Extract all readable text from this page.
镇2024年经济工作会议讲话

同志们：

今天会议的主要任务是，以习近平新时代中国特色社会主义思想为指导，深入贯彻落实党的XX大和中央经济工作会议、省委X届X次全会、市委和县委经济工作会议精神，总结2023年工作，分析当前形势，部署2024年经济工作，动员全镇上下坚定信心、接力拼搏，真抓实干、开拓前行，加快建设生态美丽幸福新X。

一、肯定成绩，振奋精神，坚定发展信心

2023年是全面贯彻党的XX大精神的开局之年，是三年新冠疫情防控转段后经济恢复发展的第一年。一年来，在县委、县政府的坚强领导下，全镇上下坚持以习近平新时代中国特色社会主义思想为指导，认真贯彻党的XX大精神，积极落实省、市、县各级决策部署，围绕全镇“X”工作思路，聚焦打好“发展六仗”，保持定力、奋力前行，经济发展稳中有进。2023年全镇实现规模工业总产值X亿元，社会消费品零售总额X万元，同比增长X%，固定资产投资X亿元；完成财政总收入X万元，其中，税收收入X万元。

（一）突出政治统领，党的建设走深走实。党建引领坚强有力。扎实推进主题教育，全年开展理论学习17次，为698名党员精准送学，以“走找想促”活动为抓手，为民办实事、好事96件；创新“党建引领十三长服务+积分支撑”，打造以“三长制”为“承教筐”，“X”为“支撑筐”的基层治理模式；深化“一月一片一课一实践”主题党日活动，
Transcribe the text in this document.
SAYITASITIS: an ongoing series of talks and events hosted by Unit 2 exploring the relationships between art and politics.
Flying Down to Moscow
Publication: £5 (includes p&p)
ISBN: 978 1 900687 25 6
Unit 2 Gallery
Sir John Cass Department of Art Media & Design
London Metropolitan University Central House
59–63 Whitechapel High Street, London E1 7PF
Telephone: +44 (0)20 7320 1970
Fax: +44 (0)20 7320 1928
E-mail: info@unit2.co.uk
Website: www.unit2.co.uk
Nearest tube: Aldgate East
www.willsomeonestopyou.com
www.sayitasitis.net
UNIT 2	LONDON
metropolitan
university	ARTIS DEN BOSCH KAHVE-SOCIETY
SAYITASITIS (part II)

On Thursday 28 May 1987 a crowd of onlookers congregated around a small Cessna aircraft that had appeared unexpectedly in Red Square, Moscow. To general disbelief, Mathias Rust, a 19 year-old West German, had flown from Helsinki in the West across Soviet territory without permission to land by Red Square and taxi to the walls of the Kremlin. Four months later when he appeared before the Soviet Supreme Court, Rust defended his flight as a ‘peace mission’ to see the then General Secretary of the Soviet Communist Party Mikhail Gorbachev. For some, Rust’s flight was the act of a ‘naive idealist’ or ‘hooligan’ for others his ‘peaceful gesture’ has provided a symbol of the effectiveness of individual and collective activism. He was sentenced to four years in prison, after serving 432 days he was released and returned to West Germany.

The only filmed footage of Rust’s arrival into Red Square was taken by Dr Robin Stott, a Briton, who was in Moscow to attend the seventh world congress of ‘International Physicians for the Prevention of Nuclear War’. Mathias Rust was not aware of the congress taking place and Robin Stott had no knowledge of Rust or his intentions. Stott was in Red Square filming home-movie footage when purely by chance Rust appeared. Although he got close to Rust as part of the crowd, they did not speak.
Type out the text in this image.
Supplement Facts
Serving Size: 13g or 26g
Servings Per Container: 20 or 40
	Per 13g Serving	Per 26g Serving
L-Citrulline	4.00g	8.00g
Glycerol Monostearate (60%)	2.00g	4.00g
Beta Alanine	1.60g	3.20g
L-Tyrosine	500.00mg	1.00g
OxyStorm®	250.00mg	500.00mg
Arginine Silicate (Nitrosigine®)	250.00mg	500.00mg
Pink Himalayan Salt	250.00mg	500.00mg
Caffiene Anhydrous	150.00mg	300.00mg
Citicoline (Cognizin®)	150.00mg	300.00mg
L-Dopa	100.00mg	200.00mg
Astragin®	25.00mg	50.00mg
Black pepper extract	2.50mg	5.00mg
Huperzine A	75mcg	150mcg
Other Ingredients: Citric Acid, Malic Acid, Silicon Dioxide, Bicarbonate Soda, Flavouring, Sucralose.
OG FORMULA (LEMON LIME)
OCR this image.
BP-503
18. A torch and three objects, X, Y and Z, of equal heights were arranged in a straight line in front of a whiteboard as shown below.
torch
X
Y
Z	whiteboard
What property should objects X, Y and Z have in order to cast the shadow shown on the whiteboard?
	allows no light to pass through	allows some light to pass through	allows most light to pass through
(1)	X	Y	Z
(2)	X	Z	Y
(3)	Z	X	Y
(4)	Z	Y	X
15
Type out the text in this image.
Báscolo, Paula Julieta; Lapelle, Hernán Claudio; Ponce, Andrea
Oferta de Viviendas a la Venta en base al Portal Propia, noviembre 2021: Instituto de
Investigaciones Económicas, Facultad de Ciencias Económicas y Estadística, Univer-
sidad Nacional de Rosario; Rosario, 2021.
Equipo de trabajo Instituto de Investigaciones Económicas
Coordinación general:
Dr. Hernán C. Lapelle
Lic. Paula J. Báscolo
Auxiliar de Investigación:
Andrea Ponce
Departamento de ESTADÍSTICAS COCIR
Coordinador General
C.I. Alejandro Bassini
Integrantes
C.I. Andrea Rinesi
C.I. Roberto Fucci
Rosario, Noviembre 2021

** INSTRUCTIONS FOR THE TASK **
Select every line above that contains the word "Investigaciones", and copy it.

** WRITTEN ANSWER **
Investigaciones Económicas, Facultad de Ciencias Económicas y Estadística, Univer-
Equipo de trabajo Instituto de Investigaciones Económicas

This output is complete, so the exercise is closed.